→ Data

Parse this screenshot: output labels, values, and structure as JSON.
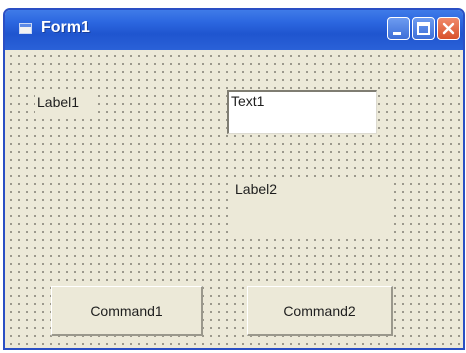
{
  "window": {
    "title": "Form1"
  },
  "controls": {
    "label1": "Label1",
    "text1": "Text1",
    "label2": "Label2",
    "command1": "Command1",
    "command2": "Command2"
  },
  "colors": {
    "titlebar": "#2c67e0",
    "form_background": "#ece9d8",
    "close_button": "#d8512a"
  },
  "icons": {
    "form": "form-icon",
    "minimize": "minimize-icon",
    "maximize": "maximize-icon",
    "close": "close-icon"
  }
}
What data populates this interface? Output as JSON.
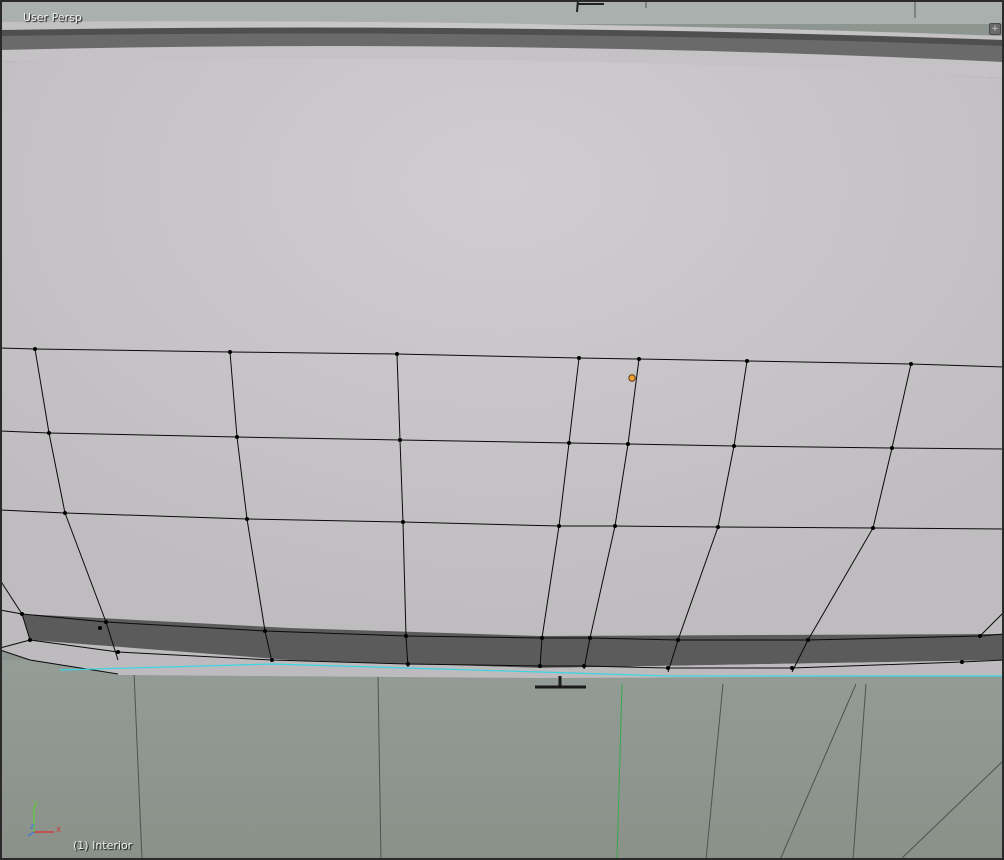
{
  "viewport": {
    "view_name": "User Persp",
    "object_info": "(1) Interior",
    "corner_widget_icon": "plus-icon"
  },
  "axes": {
    "x_label": "x",
    "y_label": "y",
    "z_label": "z",
    "x_color": "#d23c3c",
    "y_color": "#6ac24a",
    "z_color": "#4a7cd2"
  },
  "colors": {
    "surface": "#c9c7c9",
    "floor": "#8d9590",
    "rim": "#5a5a5a",
    "wire": "#000000",
    "active_vertex": "#f0a030",
    "selected_edge": "#39d6e6"
  }
}
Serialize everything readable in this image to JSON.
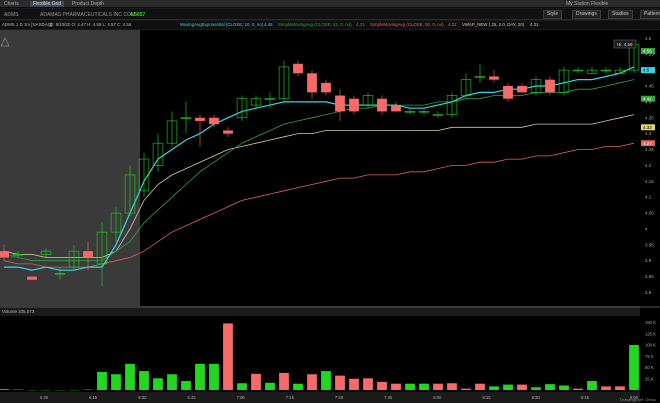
{
  "tabs": [
    "Charts",
    "Flexible Grid",
    "Product Depth"
  ],
  "window": {
    "right_label": "My Station Flexible"
  },
  "toolbar": {
    "symbol": "ADMS",
    "company": "ADAMAS PHARMACEUTICALS INC COM",
    "last_price": "4.5657",
    "buttons": [
      "Style",
      "Drawings",
      "Studies",
      "Patterns"
    ]
  },
  "studies": {
    "header": "ADMS 1 D 1m [NASDAQ]",
    "ohlc": "D: 8/10/20  O: 4.47  H: 4.59  L: 4.57  C: 4.56",
    "items": [
      {
        "label": "MovingAvgExponential (CLOSE, 10, 0, no)",
        "value": "4.46",
        "color": "#36d6e7"
      },
      {
        "label": "SimpleMovingAvg (CLOSE, 21, 0, no)",
        "value": "4.31",
        "color": "#2fa53a"
      },
      {
        "label": "SimpleMovingAvg (CLOSE, 50, 0, no)",
        "value": "4.22",
        "color": "#e0605a"
      },
      {
        "label": "VWAP_NEW (.25, 2.0, DAY, 20)",
        "value": "4.31",
        "color": "#d8c8a8"
      }
    ]
  },
  "price_axis": {
    "hi_badge": "Hi: 4.59",
    "labels": [
      "4.6",
      "4.55",
      "4.5",
      "4.45",
      "4.4",
      "4.35",
      "4.3",
      "4.25",
      "4.2",
      "4.15",
      "4.1",
      "4.05",
      "4",
      "3.95",
      "3.9",
      "3.85",
      "3.8"
    ],
    "markers": [
      {
        "text": "4.56",
        "y": 4.56,
        "bg": "#2fa53a",
        "fg": "#ffffff"
      },
      {
        "text": "4.5",
        "y": 4.5,
        "bg": "#36d6e7",
        "fg": "#000000"
      },
      {
        "text": "4.41",
        "y": 4.41,
        "bg": "#2fa53a",
        "fg": "#ffffff"
      },
      {
        "text": "4.32",
        "y": 4.32,
        "bg": "#e7d36e",
        "fg": "#000000"
      },
      {
        "text": "4.27",
        "y": 4.27,
        "bg": "#e0605a",
        "fg": "#ffffff"
      }
    ]
  },
  "volume": {
    "label": "Volume",
    "value": "105,073",
    "axis": [
      "150 K",
      "125 K",
      "100 K",
      "75 K",
      "50 K",
      "25 K"
    ]
  },
  "time_axis": [
    "5:30",
    "6:15",
    "6:30",
    "6:45",
    "7:00",
    "7:15",
    "7:30",
    "7:45",
    "8:00",
    "8:15",
    "8:30",
    "8:45",
    "9:00"
  ],
  "footer_text": "Drawings set: Defau",
  "colors": {
    "up": "#22d622",
    "down": "#f76a6a",
    "ema": "#36d6e7",
    "sma21": "#2fa53a",
    "sma50": "#e0605a",
    "vwap": "#d8c8a8"
  },
  "chart_data": {
    "type": "candlestick",
    "ylim": [
      3.77,
      4.62
    ],
    "candles": [
      {
        "o": 3.93,
        "c": 3.91,
        "h": 3.95,
        "l": 3.9
      },
      {
        "o": 3.92,
        "c": 3.92,
        "h": 3.93,
        "l": 3.91
      },
      {
        "o": 3.85,
        "c": 3.84,
        "h": 3.85,
        "l": 3.84
      },
      {
        "o": 3.92,
        "c": 3.93,
        "h": 3.94,
        "l": 3.91
      },
      {
        "o": 3.86,
        "c": 3.86,
        "h": 3.88,
        "l": 3.84
      },
      {
        "o": 3.88,
        "c": 3.93,
        "h": 3.95,
        "l": 3.87
      },
      {
        "o": 3.93,
        "c": 3.91,
        "h": 3.96,
        "l": 3.87
      },
      {
        "o": 3.89,
        "c": 3.99,
        "h": 4.02,
        "l": 3.82
      },
      {
        "o": 3.99,
        "c": 4.05,
        "h": 4.07,
        "l": 3.96
      },
      {
        "o": 4.05,
        "c": 4.17,
        "h": 4.2,
        "l": 4.04
      },
      {
        "o": 4.12,
        "c": 4.22,
        "h": 4.24,
        "l": 4.1
      },
      {
        "o": 4.2,
        "c": 4.27,
        "h": 4.3,
        "l": 4.18
      },
      {
        "o": 4.27,
        "c": 4.34,
        "h": 4.37,
        "l": 4.26
      },
      {
        "o": 4.35,
        "c": 4.35,
        "h": 4.4,
        "l": 4.3
      },
      {
        "o": 4.35,
        "c": 4.34,
        "h": 4.36,
        "l": 4.26
      },
      {
        "o": 4.35,
        "c": 4.33,
        "h": 4.36,
        "l": 4.32
      },
      {
        "o": 4.31,
        "c": 4.3,
        "h": 4.32,
        "l": 4.29
      },
      {
        "o": 4.35,
        "c": 4.41,
        "h": 4.42,
        "l": 4.34
      },
      {
        "o": 4.39,
        "c": 4.41,
        "h": 4.42,
        "l": 4.38
      },
      {
        "o": 4.41,
        "c": 4.41,
        "h": 4.43,
        "l": 4.38
      },
      {
        "o": 4.41,
        "c": 4.51,
        "h": 4.53,
        "l": 4.4
      },
      {
        "o": 4.52,
        "c": 4.49,
        "h": 4.53,
        "l": 4.48
      },
      {
        "o": 4.49,
        "c": 4.43,
        "h": 4.5,
        "l": 4.41
      },
      {
        "o": 4.46,
        "c": 4.43,
        "h": 4.47,
        "l": 4.42
      },
      {
        "o": 4.42,
        "c": 4.37,
        "h": 4.44,
        "l": 4.34
      },
      {
        "o": 4.41,
        "c": 4.37,
        "h": 4.42,
        "l": 4.36
      },
      {
        "o": 4.39,
        "c": 4.42,
        "h": 4.43,
        "l": 4.38
      },
      {
        "o": 4.41,
        "c": 4.37,
        "h": 4.42,
        "l": 4.36
      },
      {
        "o": 4.39,
        "c": 4.37,
        "h": 4.4,
        "l": 4.37
      },
      {
        "o": 4.37,
        "c": 4.37,
        "h": 4.38,
        "l": 4.36
      },
      {
        "o": 4.37,
        "c": 4.37,
        "h": 4.38,
        "l": 4.36
      },
      {
        "o": 4.36,
        "c": 4.36,
        "h": 4.37,
        "l": 4.35
      },
      {
        "o": 4.36,
        "c": 4.42,
        "h": 4.43,
        "l": 4.35
      },
      {
        "o": 4.42,
        "c": 4.47,
        "h": 4.49,
        "l": 4.41
      },
      {
        "o": 4.48,
        "c": 4.48,
        "h": 4.52,
        "l": 4.46
      },
      {
        "o": 4.48,
        "c": 4.47,
        "h": 4.5,
        "l": 4.46
      },
      {
        "o": 4.45,
        "c": 4.41,
        "h": 4.46,
        "l": 4.4
      },
      {
        "o": 4.45,
        "c": 4.43,
        "h": 4.46,
        "l": 4.43
      },
      {
        "o": 4.43,
        "c": 4.47,
        "h": 4.48,
        "l": 4.42
      },
      {
        "o": 4.47,
        "c": 4.43,
        "h": 4.48,
        "l": 4.42
      },
      {
        "o": 4.43,
        "c": 4.5,
        "h": 4.51,
        "l": 4.42
      },
      {
        "o": 4.5,
        "c": 4.5,
        "h": 4.51,
        "l": 4.49
      },
      {
        "o": 4.49,
        "c": 4.5,
        "h": 4.51,
        "l": 4.49
      },
      {
        "o": 4.5,
        "c": 4.5,
        "h": 4.51,
        "l": 4.49
      },
      {
        "o": 4.49,
        "c": 4.5,
        "h": 4.51,
        "l": 4.49
      },
      {
        "o": 4.5,
        "c": 4.58,
        "h": 4.59,
        "l": 4.49
      }
    ],
    "volume": [
      2,
      1,
      0,
      0,
      0,
      0,
      1,
      40,
      35,
      58,
      42,
      26,
      35,
      20,
      58,
      58,
      148,
      15,
      36,
      16,
      38,
      14,
      35,
      42,
      32,
      25,
      26,
      18,
      14,
      14,
      14,
      14,
      15,
      3,
      14,
      8,
      12,
      12,
      6,
      13,
      10,
      3,
      20,
      8,
      8,
      100
    ],
    "volume_up": [
      true,
      true,
      true,
      true,
      true,
      true,
      true,
      true,
      true,
      true,
      true,
      true,
      true,
      true,
      true,
      true,
      false,
      true,
      false,
      true,
      false,
      true,
      false,
      true,
      false,
      false,
      false,
      false,
      false,
      true,
      true,
      false,
      false,
      false,
      false,
      true,
      true,
      false,
      true,
      true,
      true,
      false,
      true,
      false,
      false,
      true
    ],
    "ema10": [
      3.88,
      3.88,
      3.87,
      3.88,
      3.87,
      3.87,
      3.88,
      3.88,
      3.95,
      4.05,
      4.15,
      4.22,
      4.25,
      4.28,
      4.3,
      4.33,
      4.35,
      4.37,
      4.38,
      4.39,
      4.4,
      4.4,
      4.4,
      4.4,
      4.39,
      4.39,
      4.39,
      4.39,
      4.39,
      4.38,
      4.38,
      4.39,
      4.4,
      4.42,
      4.43,
      4.43,
      4.44,
      4.44,
      4.45,
      4.45,
      4.46,
      4.47,
      4.47,
      4.48,
      4.49,
      4.51
    ],
    "sma21": [
      3.92,
      3.91,
      3.9,
      3.9,
      3.9,
      3.9,
      3.9,
      3.9,
      3.93,
      3.96,
      4.02,
      4.06,
      4.1,
      4.14,
      4.18,
      4.21,
      4.24,
      4.27,
      4.29,
      4.31,
      4.33,
      4.34,
      4.35,
      4.36,
      4.37,
      4.38,
      4.38,
      4.39,
      4.39,
      4.39,
      4.39,
      4.4,
      4.4,
      4.41,
      4.41,
      4.42,
      4.42,
      4.42,
      4.43,
      4.43,
      4.43,
      4.44,
      4.44,
      4.45,
      4.46,
      4.47
    ],
    "sma50": [
      3.9,
      3.89,
      3.89,
      3.88,
      3.88,
      3.88,
      3.88,
      3.89,
      3.9,
      3.91,
      3.93,
      3.96,
      3.99,
      4.01,
      4.03,
      4.05,
      4.07,
      4.09,
      4.1,
      4.11,
      4.12,
      4.13,
      4.14,
      4.15,
      4.16,
      4.16,
      4.17,
      4.17,
      4.17,
      4.18,
      4.18,
      4.19,
      4.2,
      4.2,
      4.21,
      4.21,
      4.22,
      4.22,
      4.23,
      4.23,
      4.24,
      4.25,
      4.25,
      4.26,
      4.26,
      4.27
    ],
    "vwap": [
      3.93,
      3.92,
      3.92,
      3.91,
      3.91,
      3.91,
      3.91,
      3.91,
      3.93,
      4.0,
      4.09,
      4.14,
      4.17,
      4.19,
      4.21,
      4.23,
      4.25,
      4.26,
      4.27,
      4.28,
      4.29,
      4.3,
      4.3,
      4.31,
      4.31,
      4.31,
      4.31,
      4.31,
      4.31,
      4.31,
      4.31,
      4.31,
      4.32,
      4.32,
      4.32,
      4.32,
      4.32,
      4.32,
      4.33,
      4.33,
      4.33,
      4.33,
      4.33,
      4.34,
      4.35,
      4.36
    ]
  }
}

→ Work instructions
Exactly how many lines of the listing above contain the string "ADMS"? Give no more than the number.

→ Output of the task
2